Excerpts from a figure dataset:
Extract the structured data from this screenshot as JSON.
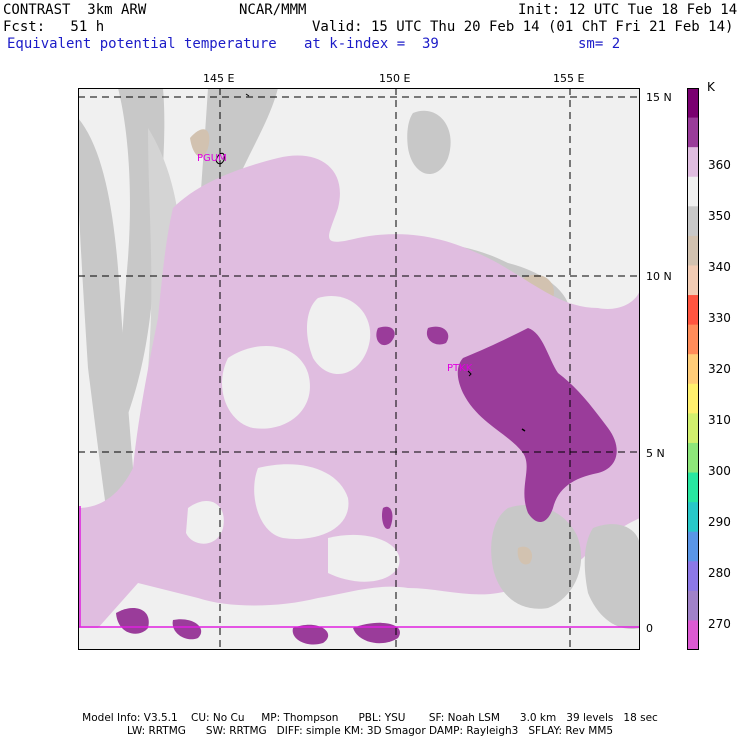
{
  "header": {
    "line1_left": "CONTRAST  3km ARW",
    "line1_mid": "NCAR/MMM",
    "line1_right": "Init: 12 UTC Tue 18 Feb 14",
    "line2_left": "Fcst:   51 h",
    "line2_right": "Valid: 15 UTC Thu 20 Feb 14 (01 ChT Fri 21 Feb 14)",
    "line3_left": "Equivalent potential temperature",
    "line3_mid": "at k-index =  39",
    "line3_right": "sm= 2"
  },
  "map": {
    "lon_labels": [
      "145 E",
      "150 E",
      "155 E"
    ],
    "lat_labels": [
      "15 N",
      "10 N",
      "5 N",
      "0"
    ],
    "stations": [
      "PGUM",
      "PTKK"
    ]
  },
  "colorbar": {
    "unit": "K",
    "levels": [
      "360",
      "350",
      "340",
      "330",
      "320",
      "310",
      "300",
      "290",
      "280",
      "270"
    ],
    "colors": [
      "#7a0070",
      "#9a3c9a",
      "#e0bde0",
      "#f0f0f0",
      "#c8c8c8",
      "#d2c2b0",
      "#f2ccb4",
      "#ff5540",
      "#ff8c5a",
      "#ffcc78",
      "#fff06e",
      "#d2f06e",
      "#8ee67a",
      "#28e6a0",
      "#28c8c8",
      "#5a96e6",
      "#8c78e6",
      "#a082c8",
      "#dc5ad2"
    ]
  },
  "footer": {
    "line1": "Model Info: V3.5.1    CU: No Cu     MP: Thompson      PBL: YSU       SF: Noah LSM      3.0 km   39 levels   18 sec",
    "line2": "LW: RRTMG      SW: RRTMG   DIFF: simple KM: 3D Smagor DAMP: Rayleigh3   SFLAY: Rev MM5"
  }
}
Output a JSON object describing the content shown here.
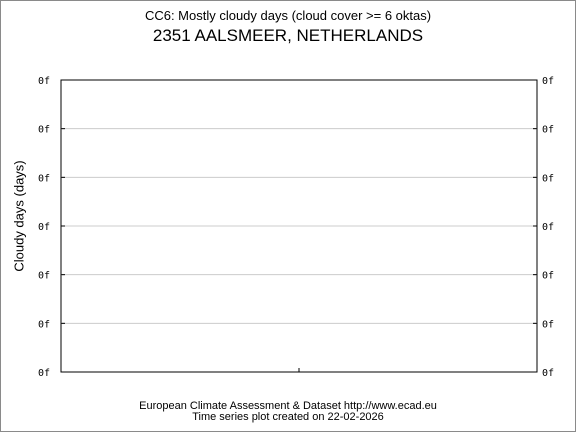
{
  "header": {
    "title": "CC6: Mostly cloudy days (cloud cover >= 6 oktas)",
    "subtitle": "2351 AALSMEER, NETHERLANDS"
  },
  "footer": {
    "line1": "European Climate Assessment & Dataset  http://www.ecad.eu",
    "line2": "Time series plot created on 22-02-2026"
  },
  "chart_data": {
    "type": "line",
    "title": "CC6: Mostly cloudy days (cloud cover >= 6 oktas)",
    "subtitle": "2351 AALSMEER, NETHERLANDS",
    "ylabel": "Cloudy days (days)",
    "xlabel": "",
    "y_tick_labels": [
      "0f",
      "0f",
      "0f",
      "0f",
      "0f",
      "0f",
      "0f"
    ],
    "y_tick_labels_right": [
      "0f",
      "0f",
      "0f",
      "0f",
      "0f",
      "0f",
      "0f"
    ],
    "x_tick_labels": [],
    "series": [],
    "grid": true
  }
}
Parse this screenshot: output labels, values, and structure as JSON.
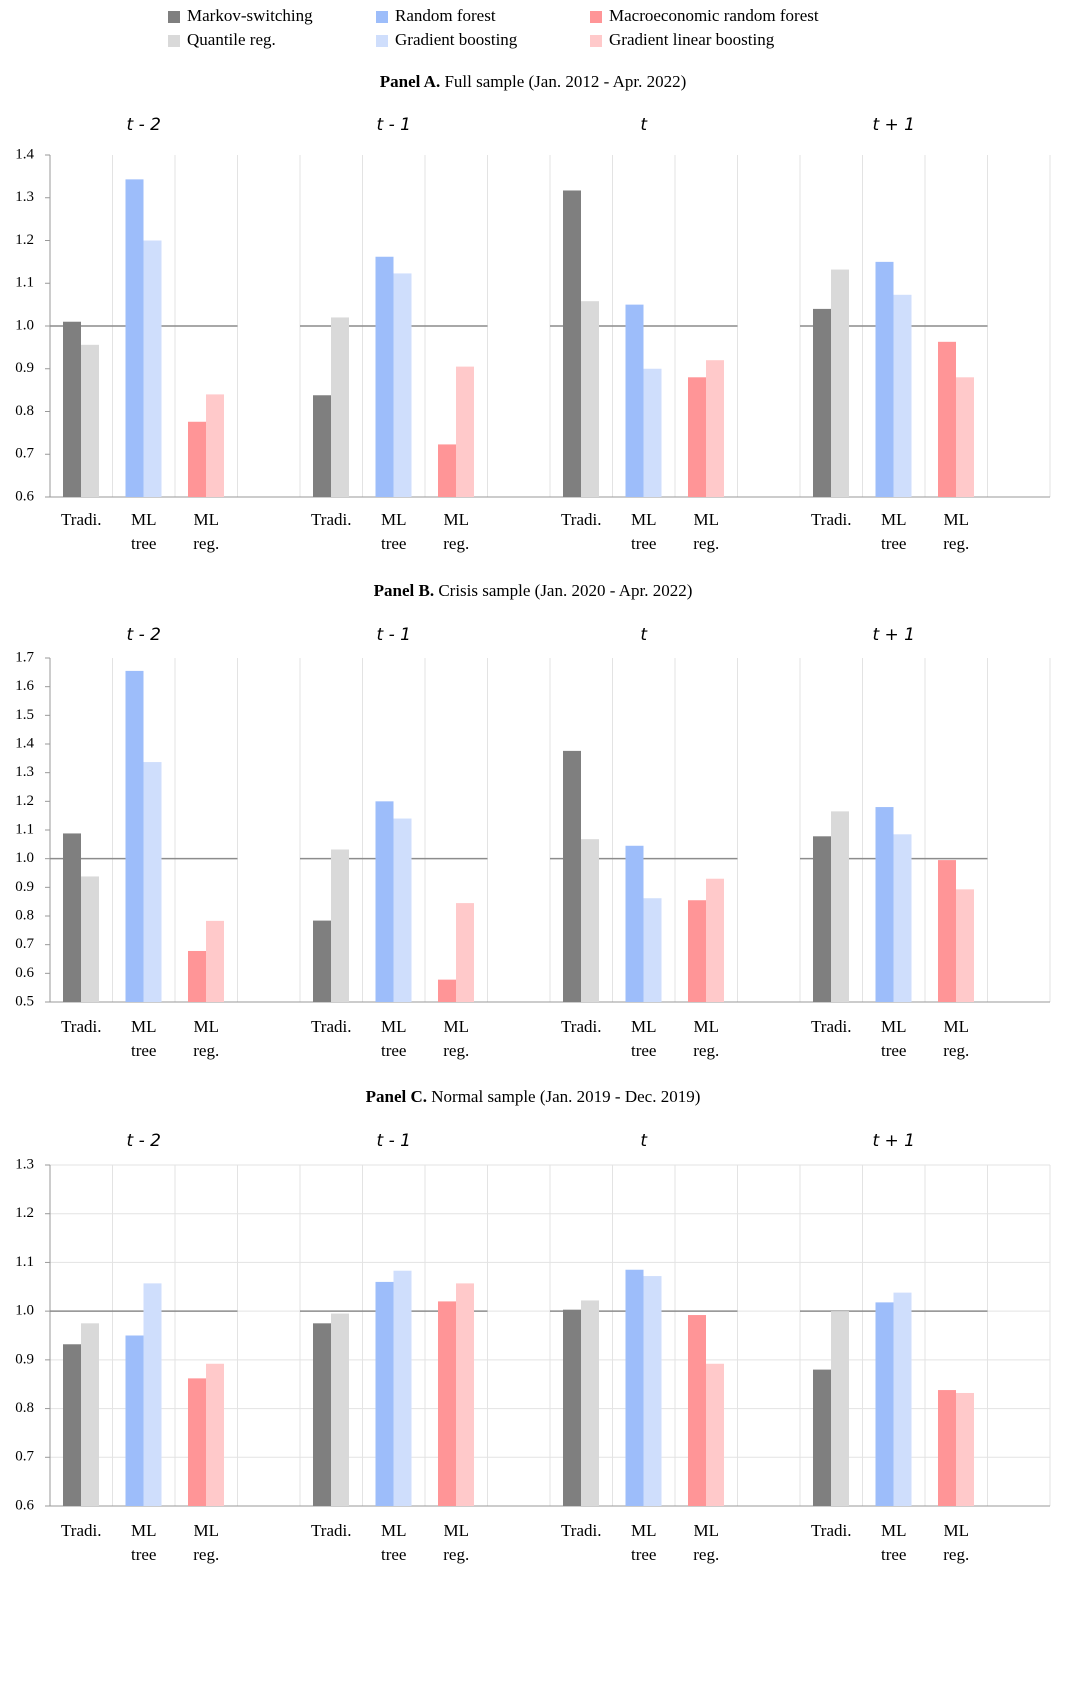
{
  "chart_data": {
    "type": "bar",
    "horizons": [
      "t - 2",
      "t - 1",
      "t",
      "t + 1"
    ],
    "categories": [
      "Tradi.",
      "ML tree",
      "ML reg."
    ],
    "series": [
      {
        "name": "Markov-switching",
        "color": "#7f7f7f"
      },
      {
        "name": "Quantile reg.",
        "color": "#d9d9d9"
      },
      {
        "name": "Random forest",
        "color": "#9dbdfa"
      },
      {
        "name": "Gradient boosting",
        "color": "#cfdefc"
      },
      {
        "name": "Macroeconomic random forest",
        "color": "#ff9597"
      },
      {
        "name": "Gradient linear boosting",
        "color": "#ffc9ca"
      }
    ],
    "panels": [
      {
        "label": "Panel A.",
        "title": "Full sample (Jan. 2012 - Apr. 2022)",
        "ylim": [
          0.6,
          1.4
        ],
        "yticks": [
          0.6,
          0.7,
          0.8,
          0.9,
          {
            "value": 1,
            "label": "1.0"
          },
          1.1,
          1.2,
          1.3,
          1.4
        ],
        "grid": false,
        "reference": 1,
        "values": [
          [
            1.01,
            0.838,
            1.317,
            1.04
          ],
          [
            0.956,
            1.02,
            1.058,
            1.132
          ],
          [
            1.343,
            1.162,
            1.05,
            1.15
          ],
          [
            1.2,
            1.123,
            0.9,
            1.073
          ],
          [
            0.776,
            0.723,
            0.88,
            0.963
          ],
          [
            0.84,
            0.905,
            0.92,
            0.88
          ]
        ]
      },
      {
        "label": "Panel B.",
        "title": "Crisis sample (Jan. 2020 - Apr. 2022)",
        "ylim": [
          0.5,
          1.7
        ],
        "yticks": [
          0.5,
          0.6,
          0.7,
          0.8,
          0.9,
          {
            "value": 1,
            "label": "1.0"
          },
          1.1,
          1.2,
          1.3,
          1.4,
          1.5,
          1.6,
          1.7
        ],
        "grid": false,
        "reference": 1,
        "values": [
          [
            1.088,
            0.784,
            1.376,
            1.078
          ],
          [
            0.938,
            1.032,
            1.068,
            1.165
          ],
          [
            1.655,
            1.2,
            1.045,
            1.18
          ],
          [
            1.337,
            1.14,
            0.862,
            1.085
          ],
          [
            0.678,
            0.578,
            0.855,
            0.995
          ],
          [
            0.783,
            0.845,
            0.93,
            0.893
          ]
        ]
      },
      {
        "label": "Panel C.",
        "title": "Normal sample (Jan. 2019 - Dec. 2019)",
        "ylim": [
          0.6,
          1.3
        ],
        "yticks": [
          0.6,
          0.7,
          0.8,
          0.9,
          {
            "value": 1,
            "label": "1.0"
          },
          1.1,
          1.2,
          1.3
        ],
        "grid": true,
        "reference": 1,
        "values": [
          [
            0.932,
            0.975,
            1.003,
            0.88
          ],
          [
            0.975,
            0.995,
            1.022,
            1.0
          ],
          [
            0.95,
            1.06,
            1.085,
            1.018
          ],
          [
            1.057,
            1.083,
            1.072,
            1.038
          ],
          [
            0.862,
            1.02,
            0.992,
            0.838
          ],
          [
            0.892,
            1.057,
            0.892,
            0.832
          ]
        ]
      }
    ]
  }
}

* _Exercise goal_
All the records need to be repeated exactly, with the images dropped.

* _Answer for the task_
Extract the structured data from this screenshot as JSON.
{
  "header": {
    "line1_left": "CONTRAST  3km ARW",
    "line1_mid": "NCAR/MMM",
    "line1_right": "Init: 12 UTC Tue 18 Feb 14",
    "line2_left": "Fcst:   51 h",
    "line2_right": "Valid: 15 UTC Thu 20 Feb 14 (01 ChT Fri 21 Feb 14)",
    "line3_left": "Equivalent potential temperature",
    "line3_mid": "at k-index =  39",
    "line3_right": "sm= 2"
  },
  "map": {
    "lon_labels": [
      "145 E",
      "150 E",
      "155 E"
    ],
    "lat_labels": [
      "15 N",
      "10 N",
      "5 N",
      "0"
    ],
    "stations": [
      "PGUM",
      "PTKK"
    ]
  },
  "colorbar": {
    "unit": "K",
    "levels": [
      "360",
      "350",
      "340",
      "330",
      "320",
      "310",
      "300",
      "290",
      "280",
      "270"
    ],
    "colors": [
      "#7a0070",
      "#9a3c9a",
      "#e0bde0",
      "#f0f0f0",
      "#c8c8c8",
      "#d2c2b0",
      "#f2ccb4",
      "#ff5540",
      "#ff8c5a",
      "#ffcc78",
      "#fff06e",
      "#d2f06e",
      "#8ee67a",
      "#28e6a0",
      "#28c8c8",
      "#5a96e6",
      "#8c78e6",
      "#a082c8",
      "#dc5ad2"
    ]
  },
  "footer": {
    "line1": "Model Info: V3.5.1    CU: No Cu     MP: Thompson      PBL: YSU       SF: Noah LSM      3.0 km   39 levels   18 sec",
    "line2": "LW: RRTMG      SW: RRTMG   DIFF: simple KM: 3D Smagor DAMP: Rayleigh3   SFLAY: Rev MM5"
  }
}
Output a JSON object describing the content shown here.
{
  "header": {
    "title": "CC6: Mostly cloudy days (cloud cover >= 6 oktas)",
    "subtitle": "2351 AALSMEER, NETHERLANDS"
  },
  "footer": {
    "line1": "European Climate Assessment & Dataset  http://www.ecad.eu",
    "line2": "Time series plot created on 22-02-2026"
  },
  "chart_data": {
    "type": "line",
    "title": "CC6: Mostly cloudy days (cloud cover >= 6 oktas)",
    "subtitle": "2351 AALSMEER, NETHERLANDS",
    "ylabel": "Cloudy days (days)",
    "xlabel": "",
    "y_tick_labels": [
      "0f",
      "0f",
      "0f",
      "0f",
      "0f",
      "0f",
      "0f"
    ],
    "y_tick_labels_right": [
      "0f",
      "0f",
      "0f",
      "0f",
      "0f",
      "0f",
      "0f"
    ],
    "x_tick_labels": [],
    "series": [],
    "grid": true
  }
}
Parse this screenshot: output labels, values, and structure as JSON.
{
  "chart_data": {
    "type": "bar",
    "horizons": [
      "t - 2",
      "t - 1",
      "t",
      "t + 1"
    ],
    "categories": [
      "Tradi.",
      "ML tree",
      "ML reg."
    ],
    "series": [
      {
        "name": "Markov-switching",
        "color": "#7f7f7f"
      },
      {
        "name": "Quantile reg.",
        "color": "#d9d9d9"
      },
      {
        "name": "Random forest",
        "color": "#9dbdfa"
      },
      {
        "name": "Gradient boosting",
        "color": "#cfdefc"
      },
      {
        "name": "Macroeconomic random forest",
        "color": "#ff9597"
      },
      {
        "name": "Gradient linear boosting",
        "color": "#ffc9ca"
      }
    ],
    "panels": [
      {
        "label": "Panel A.",
        "title": "Full sample (Jan. 2012 - Apr. 2022)",
        "ylim": [
          0.6,
          1.4
        ],
        "yticks": [
          0.6,
          0.7,
          0.8,
          0.9,
          {
            "value": 1,
            "label": "1.0"
          },
          1.1,
          1.2,
          1.3,
          1.4
        ],
        "grid": false,
        "reference": 1,
        "values": [
          [
            1.01,
            0.838,
            1.317,
            1.04
          ],
          [
            0.956,
            1.02,
            1.058,
            1.132
          ],
          [
            1.343,
            1.162,
            1.05,
            1.15
          ],
          [
            1.2,
            1.123,
            0.9,
            1.073
          ],
          [
            0.776,
            0.723,
            0.88,
            0.963
          ],
          [
            0.84,
            0.905,
            0.92,
            0.88
          ]
        ]
      },
      {
        "label": "Panel B.",
        "title": "Crisis sample (Jan. 2020 - Apr. 2022)",
        "ylim": [
          0.5,
          1.7
        ],
        "yticks": [
          0.5,
          0.6,
          0.7,
          0.8,
          0.9,
          {
            "value": 1,
            "label": "1.0"
          },
          1.1,
          1.2,
          1.3,
          1.4,
          1.5,
          1.6,
          1.7
        ],
        "grid": false,
        "reference": 1,
        "values": [
          [
            1.088,
            0.784,
            1.376,
            1.078
          ],
          [
            0.938,
            1.032,
            1.068,
            1.165
          ],
          [
            1.655,
            1.2,
            1.045,
            1.18
          ],
          [
            1.337,
            1.14,
            0.862,
            1.085
          ],
          [
            0.678,
            0.578,
            0.855,
            0.995
          ],
          [
            0.783,
            0.845,
            0.93,
            0.893
          ]
        ]
      },
      {
        "label": "Panel C.",
        "title": "Normal sample (Jan. 2019 - Dec. 2019)",
        "ylim": [
          0.6,
          1.3
        ],
        "yticks": [
          0.6,
          0.7,
          0.8,
          0.9,
          {
            "value": 1,
            "label": "1.0"
          },
          1.1,
          1.2,
          1.3
        ],
        "grid": true,
        "reference": 1,
        "values": [
          [
            0.932,
            0.975,
            1.003,
            0.88
          ],
          [
            0.975,
            0.995,
            1.022,
            1.0
          ],
          [
            0.95,
            1.06,
            1.085,
            1.018
          ],
          [
            1.057,
            1.083,
            1.072,
            1.038
          ],
          [
            0.862,
            1.02,
            0.992,
            0.838
          ],
          [
            0.892,
            1.057,
            0.892,
            0.832
          ]
        ]
      }
    ]
  }
}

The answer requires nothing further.